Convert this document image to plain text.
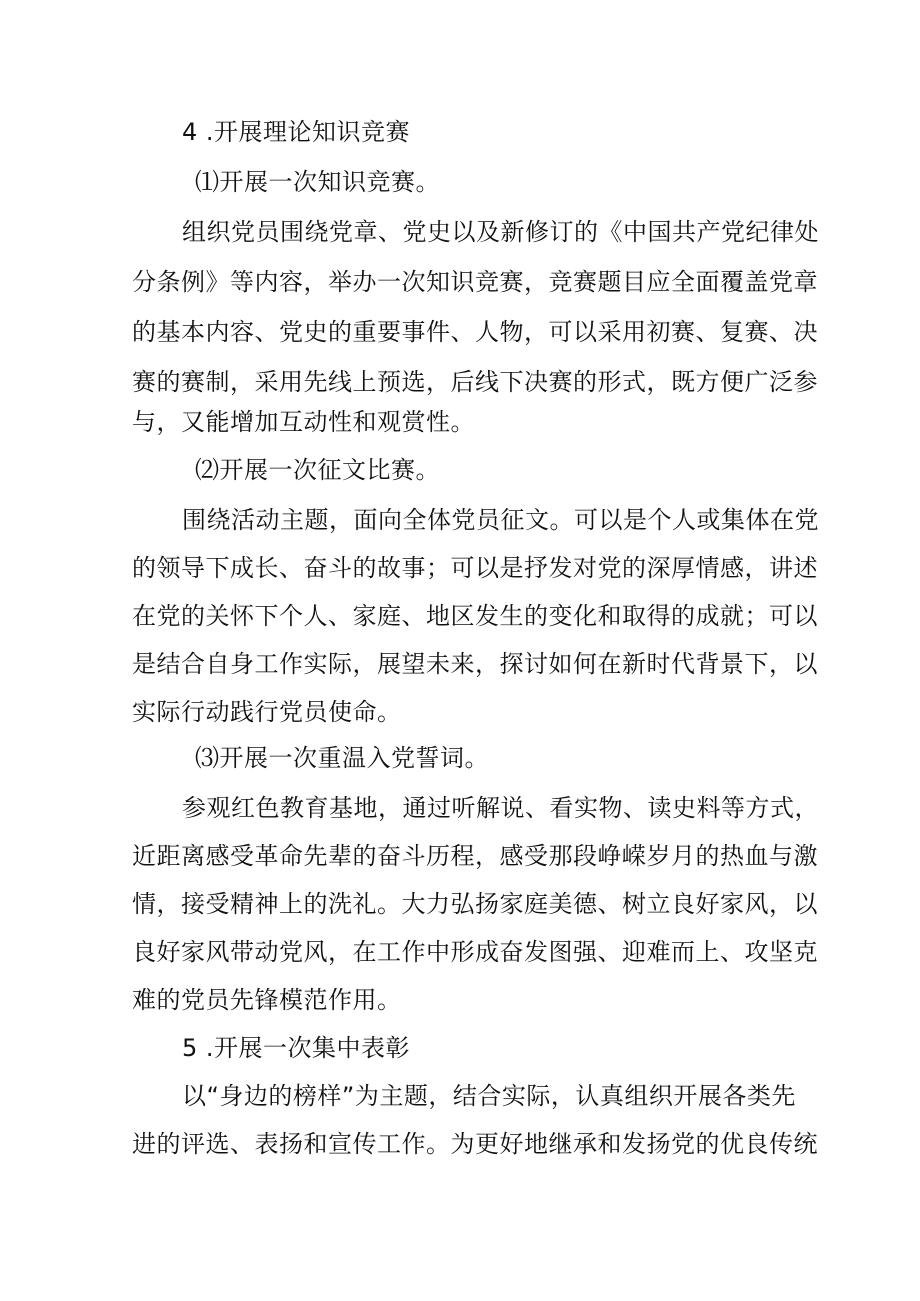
4 .开展理论知识竞赛
⑴开展一次知识竞赛。
组织党员围绕党章、党史以及新修订的《中国共产党纪律处
分条例》等内容，举办一次知识竞赛，竞赛题目应全面覆盖党章
的基本内容、党史的重要事件、人物，可以采用初赛、复赛、决
赛的赛制，采用先线上预选，后线下决赛的形式，既方便广泛参
与，又能增加互动性和观赏性。
⑵开展一次征文比赛。
围绕活动主题，面向全体党员征文。可以是个人或集体在党
的领导下成长、奋斗的故事；可以是抒发对党的深厚情感，讲述
在党的关怀下个人、家庭、地区发生的变化和取得的成就；可以
是结合自身工作实际，展望未来，探讨如何在新时代背景下，以
实际行动践行党员使命。
⑶开展一次重温入党誓词。
参观红色教育基地，通过听解说、看实物、读史料等方式，
近距离感受革命先辈的奋斗历程，感受那段峥嵘岁月的热血与激
情，接受精神上的洗礼。大力弘扬家庭美德、树立良好家风，以
良好家风带动党风，在工作中形成奋发图强、迎难而上、攻坚克
难的党员先锋模范作用。
5 .开展一次集中表彰
以“身边的榜样”为主题，结合实际，认真组织开展各类先
进的评选、表扬和宣传工作。为更好地继承和发扬党的优良传统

# # #

◆ Requirements: Write out each line again precisely as it appears, skipping every picture.

◆ Solved problem:
Convert this document image to plain text.
4 .开展理论知识竞赛
⑴开展一次知识竞赛。
组织党员围绕党章、党史以及新修订的《中国共产党纪律处
分条例》等内容，举办一次知识竞赛，竞赛题目应全面覆盖党章
的基本内容、党史的重要事件、人物，可以采用初赛、复赛、决
赛的赛制，采用先线上预选，后线下决赛的形式，既方便广泛参
与，又能增加互动性和观赏性。
⑵开展一次征文比赛。
围绕活动主题，面向全体党员征文。可以是个人或集体在党
的领导下成长、奋斗的故事；可以是抒发对党的深厚情感，讲述
在党的关怀下个人、家庭、地区发生的变化和取得的成就；可以
是结合自身工作实际，展望未来，探讨如何在新时代背景下，以
实际行动践行党员使命。
⑶开展一次重温入党誓词。
参观红色教育基地，通过听解说、看实物、读史料等方式，
近距离感受革命先辈的奋斗历程，感受那段峥嵘岁月的热血与激
情，接受精神上的洗礼。大力弘扬家庭美德、树立良好家风，以
良好家风带动党风，在工作中形成奋发图强、迎难而上、攻坚克
难的党员先锋模范作用。
5 .开展一次集中表彰
以“身边的榜样”为主题，结合实际，认真组织开展各类先
进的评选、表扬和宣传工作。为更好地继承和发扬党的优良传统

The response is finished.